(Short problem): Pull out every line with the word "количество" from the entries below.

+++

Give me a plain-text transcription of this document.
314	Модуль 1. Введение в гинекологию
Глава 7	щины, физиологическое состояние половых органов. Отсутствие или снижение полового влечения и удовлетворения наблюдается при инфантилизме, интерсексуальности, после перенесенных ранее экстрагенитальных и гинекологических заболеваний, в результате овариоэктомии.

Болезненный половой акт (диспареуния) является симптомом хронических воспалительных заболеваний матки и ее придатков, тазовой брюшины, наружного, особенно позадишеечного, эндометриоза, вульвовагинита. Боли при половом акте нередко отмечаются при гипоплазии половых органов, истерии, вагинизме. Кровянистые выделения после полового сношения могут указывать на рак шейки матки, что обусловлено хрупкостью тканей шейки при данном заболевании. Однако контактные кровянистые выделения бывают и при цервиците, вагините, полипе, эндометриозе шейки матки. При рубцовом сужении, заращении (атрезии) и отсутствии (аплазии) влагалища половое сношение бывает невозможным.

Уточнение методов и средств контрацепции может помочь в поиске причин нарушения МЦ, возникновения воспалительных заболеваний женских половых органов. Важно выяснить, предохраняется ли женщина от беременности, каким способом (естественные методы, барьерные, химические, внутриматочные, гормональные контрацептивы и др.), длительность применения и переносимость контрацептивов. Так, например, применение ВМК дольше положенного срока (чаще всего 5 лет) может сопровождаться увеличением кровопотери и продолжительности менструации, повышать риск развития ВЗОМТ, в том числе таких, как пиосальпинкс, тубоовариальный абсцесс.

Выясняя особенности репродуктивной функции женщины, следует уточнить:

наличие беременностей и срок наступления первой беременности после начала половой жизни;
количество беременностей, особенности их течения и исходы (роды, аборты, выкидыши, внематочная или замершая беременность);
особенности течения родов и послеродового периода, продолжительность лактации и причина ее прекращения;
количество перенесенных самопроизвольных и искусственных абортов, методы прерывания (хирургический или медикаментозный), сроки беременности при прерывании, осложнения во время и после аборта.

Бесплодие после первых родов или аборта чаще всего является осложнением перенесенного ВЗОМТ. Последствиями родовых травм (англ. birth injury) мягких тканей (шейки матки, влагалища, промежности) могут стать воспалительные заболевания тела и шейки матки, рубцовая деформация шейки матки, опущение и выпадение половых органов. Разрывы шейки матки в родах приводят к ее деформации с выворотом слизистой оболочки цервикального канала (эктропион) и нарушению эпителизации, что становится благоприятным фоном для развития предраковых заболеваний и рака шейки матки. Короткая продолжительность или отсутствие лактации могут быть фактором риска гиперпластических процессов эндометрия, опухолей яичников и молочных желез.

+++

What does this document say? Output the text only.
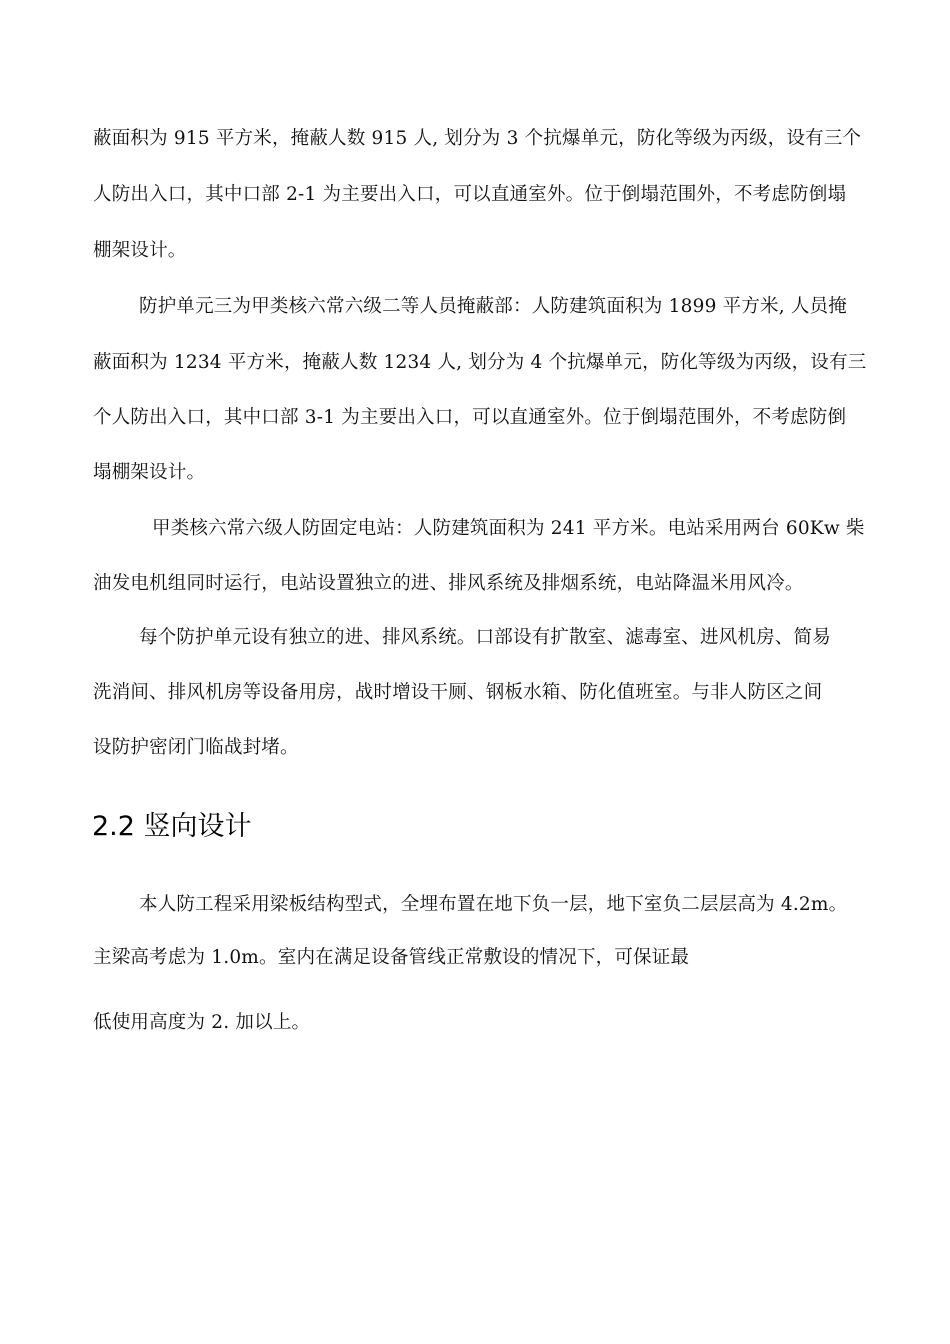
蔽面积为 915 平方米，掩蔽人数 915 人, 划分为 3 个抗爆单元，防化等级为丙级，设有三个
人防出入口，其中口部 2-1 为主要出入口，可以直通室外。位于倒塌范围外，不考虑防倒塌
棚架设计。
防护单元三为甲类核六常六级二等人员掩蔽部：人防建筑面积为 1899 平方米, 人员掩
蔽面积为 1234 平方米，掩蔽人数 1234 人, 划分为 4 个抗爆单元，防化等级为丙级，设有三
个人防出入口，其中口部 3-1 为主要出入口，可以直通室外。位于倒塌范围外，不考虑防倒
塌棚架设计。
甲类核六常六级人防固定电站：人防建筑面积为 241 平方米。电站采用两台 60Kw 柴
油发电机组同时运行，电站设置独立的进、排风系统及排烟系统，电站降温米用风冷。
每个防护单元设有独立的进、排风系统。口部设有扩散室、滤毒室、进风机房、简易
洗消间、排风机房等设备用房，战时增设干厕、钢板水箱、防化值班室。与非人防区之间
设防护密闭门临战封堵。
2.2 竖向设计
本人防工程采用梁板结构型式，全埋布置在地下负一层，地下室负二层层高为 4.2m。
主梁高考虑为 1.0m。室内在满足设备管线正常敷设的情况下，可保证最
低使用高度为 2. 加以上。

+++

(Expected output):
количество беременностей, особенности их течения и исходы (роды, аборты, выкидыши, внематочная или замершая беременность);
количество перенесенных самопроизвольных и искусственных абортов, методы прерывания (хирургический или медикаментозный), сроки беременности при прерывании, осложнения во время и после аборта.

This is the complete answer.